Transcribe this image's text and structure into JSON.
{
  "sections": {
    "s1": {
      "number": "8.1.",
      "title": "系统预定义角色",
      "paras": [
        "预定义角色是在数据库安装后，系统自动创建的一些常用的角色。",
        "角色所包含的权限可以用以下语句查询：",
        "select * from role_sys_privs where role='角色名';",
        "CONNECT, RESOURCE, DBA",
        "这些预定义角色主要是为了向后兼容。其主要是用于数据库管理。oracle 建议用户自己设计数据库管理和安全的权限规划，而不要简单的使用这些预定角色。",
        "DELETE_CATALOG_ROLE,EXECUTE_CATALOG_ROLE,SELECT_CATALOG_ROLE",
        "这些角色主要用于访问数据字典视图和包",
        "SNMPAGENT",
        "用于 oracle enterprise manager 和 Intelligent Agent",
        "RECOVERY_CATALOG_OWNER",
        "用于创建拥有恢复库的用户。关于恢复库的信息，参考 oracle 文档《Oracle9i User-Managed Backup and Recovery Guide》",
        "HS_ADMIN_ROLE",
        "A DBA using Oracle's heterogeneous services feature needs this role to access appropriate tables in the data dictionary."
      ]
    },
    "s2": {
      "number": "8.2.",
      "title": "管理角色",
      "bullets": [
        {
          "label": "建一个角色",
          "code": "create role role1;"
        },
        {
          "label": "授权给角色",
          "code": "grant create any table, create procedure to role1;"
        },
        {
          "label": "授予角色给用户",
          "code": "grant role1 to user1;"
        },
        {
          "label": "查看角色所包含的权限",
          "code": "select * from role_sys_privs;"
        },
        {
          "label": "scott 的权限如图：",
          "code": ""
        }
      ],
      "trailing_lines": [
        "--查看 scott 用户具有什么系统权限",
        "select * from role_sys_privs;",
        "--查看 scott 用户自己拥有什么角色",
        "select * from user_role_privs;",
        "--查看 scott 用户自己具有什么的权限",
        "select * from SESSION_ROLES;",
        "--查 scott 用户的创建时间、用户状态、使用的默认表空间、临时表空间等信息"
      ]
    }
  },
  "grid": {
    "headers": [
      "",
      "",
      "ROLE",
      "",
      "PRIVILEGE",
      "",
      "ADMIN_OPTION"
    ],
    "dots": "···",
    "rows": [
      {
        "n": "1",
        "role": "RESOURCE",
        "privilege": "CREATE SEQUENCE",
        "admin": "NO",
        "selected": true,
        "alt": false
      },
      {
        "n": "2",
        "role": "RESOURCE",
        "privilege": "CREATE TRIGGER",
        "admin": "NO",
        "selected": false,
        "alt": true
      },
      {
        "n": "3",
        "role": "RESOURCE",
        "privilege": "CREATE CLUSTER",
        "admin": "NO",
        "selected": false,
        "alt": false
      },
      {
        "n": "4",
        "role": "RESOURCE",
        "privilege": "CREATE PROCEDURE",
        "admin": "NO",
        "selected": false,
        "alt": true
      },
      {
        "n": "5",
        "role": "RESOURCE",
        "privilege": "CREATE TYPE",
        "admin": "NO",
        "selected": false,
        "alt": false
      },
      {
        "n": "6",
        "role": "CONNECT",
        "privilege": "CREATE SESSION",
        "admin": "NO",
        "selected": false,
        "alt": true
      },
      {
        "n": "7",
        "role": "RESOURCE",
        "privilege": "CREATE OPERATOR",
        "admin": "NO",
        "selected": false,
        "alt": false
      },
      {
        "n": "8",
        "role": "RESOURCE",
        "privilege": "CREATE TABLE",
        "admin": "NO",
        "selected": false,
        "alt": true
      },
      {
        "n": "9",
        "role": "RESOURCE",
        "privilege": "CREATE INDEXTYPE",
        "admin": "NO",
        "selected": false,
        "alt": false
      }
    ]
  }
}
━━━━
Short task:
Transcribe all lines as written.

Result:
Transcribe this image's text and structure into JSON.
{
  "sections": {
    "s1": {
      "number": "8.1.",
      "title": "系统预定义角色",
      "paras": [
        "预定义角色是在数据库安装后，系统自动创建的一些常用的角色。",
        "角色所包含的权限可以用以下语句查询：",
        "select * from role_sys_privs where role='角色名';",
        "CONNECT, RESOURCE, DBA",
        "这些预定义角色主要是为了向后兼容。其主要是用于数据库管理。oracle 建议用户自己设计数据库管理和安全的权限规划，而不要简单的使用这些预定角色。",
        "DELETE_CATALOG_ROLE,EXECUTE_CATALOG_ROLE,SELECT_CATALOG_ROLE",
        "这些角色主要用于访问数据字典视图和包",
        "SNMPAGENT",
        "用于 oracle enterprise manager 和 Intelligent Agent",
        "RECOVERY_CATALOG_OWNER",
        "用于创建拥有恢复库的用户。关于恢复库的信息，参考 oracle 文档《Oracle9i User-Managed Backup and Recovery Guide》",
        "HS_ADMIN_ROLE",
        "A DBA using Oracle's heterogeneous services feature needs this role to access appropriate tables in the data dictionary."
      ]
    },
    "s2": {
      "number": "8.2.",
      "title": "管理角色",
      "bullets": [
        {
          "label": "建一个角色",
          "code": "create role role1;"
        },
        {
          "label": "授权给角色",
          "code": "grant create any table, create procedure to role1;"
        },
        {
          "label": "授予角色给用户",
          "code": "grant role1 to user1;"
        },
        {
          "label": "查看角色所包含的权限",
          "code": "select * from role_sys_privs;"
        },
        {
          "label": "scott 的权限如图：",
          "code": ""
        }
      ],
      "trailing_lines": [
        "--查看 scott 用户具有什么系统权限",
        "select * from role_sys_privs;",
        "--查看 scott 用户自己拥有什么角色",
        "select * from user_role_privs;",
        "--查看 scott 用户自己具有什么的权限",
        "select * from SESSION_ROLES;",
        "--查 scott 用户的创建时间、用户状态、使用的默认表空间、临时表空间等信息"
      ]
    }
  },
  "grid": {
    "headers": [
      "",
      "",
      "ROLE",
      "",
      "PRIVILEGE",
      "",
      "ADMIN_OPTION"
    ],
    "dots": "···",
    "rows": [
      {
        "n": "1",
        "role": "RESOURCE",
        "privilege": "CREATE SEQUENCE",
        "admin": "NO",
        "selected": true,
        "alt": false
      },
      {
        "n": "2",
        "role": "RESOURCE",
        "privilege": "CREATE TRIGGER",
        "admin": "NO",
        "selected": false,
        "alt": true
      },
      {
        "n": "3",
        "role": "RESOURCE",
        "privilege": "CREATE CLUSTER",
        "admin": "NO",
        "selected": false,
        "alt": false
      },
      {
        "n": "4",
        "role": "RESOURCE",
        "privilege": "CREATE PROCEDURE",
        "admin": "NO",
        "selected": false,
        "alt": true
      },
      {
        "n": "5",
        "role": "RESOURCE",
        "privilege": "CREATE TYPE",
        "admin": "NO",
        "selected": false,
        "alt": false
      },
      {
        "n": "6",
        "role": "CONNECT",
        "privilege": "CREATE SESSION",
        "admin": "NO",
        "selected": false,
        "alt": true
      },
      {
        "n": "7",
        "role": "RESOURCE",
        "privilege": "CREATE OPERATOR",
        "admin": "NO",
        "selected": false,
        "alt": false
      },
      {
        "n": "8",
        "role": "RESOURCE",
        "privilege": "CREATE TABLE",
        "admin": "NO",
        "selected": false,
        "alt": true
      },
      {
        "n": "9",
        "role": "RESOURCE",
        "privilege": "CREATE INDEXTYPE",
        "admin": "NO",
        "selected": false,
        "alt": false
      }
    ]
  }
}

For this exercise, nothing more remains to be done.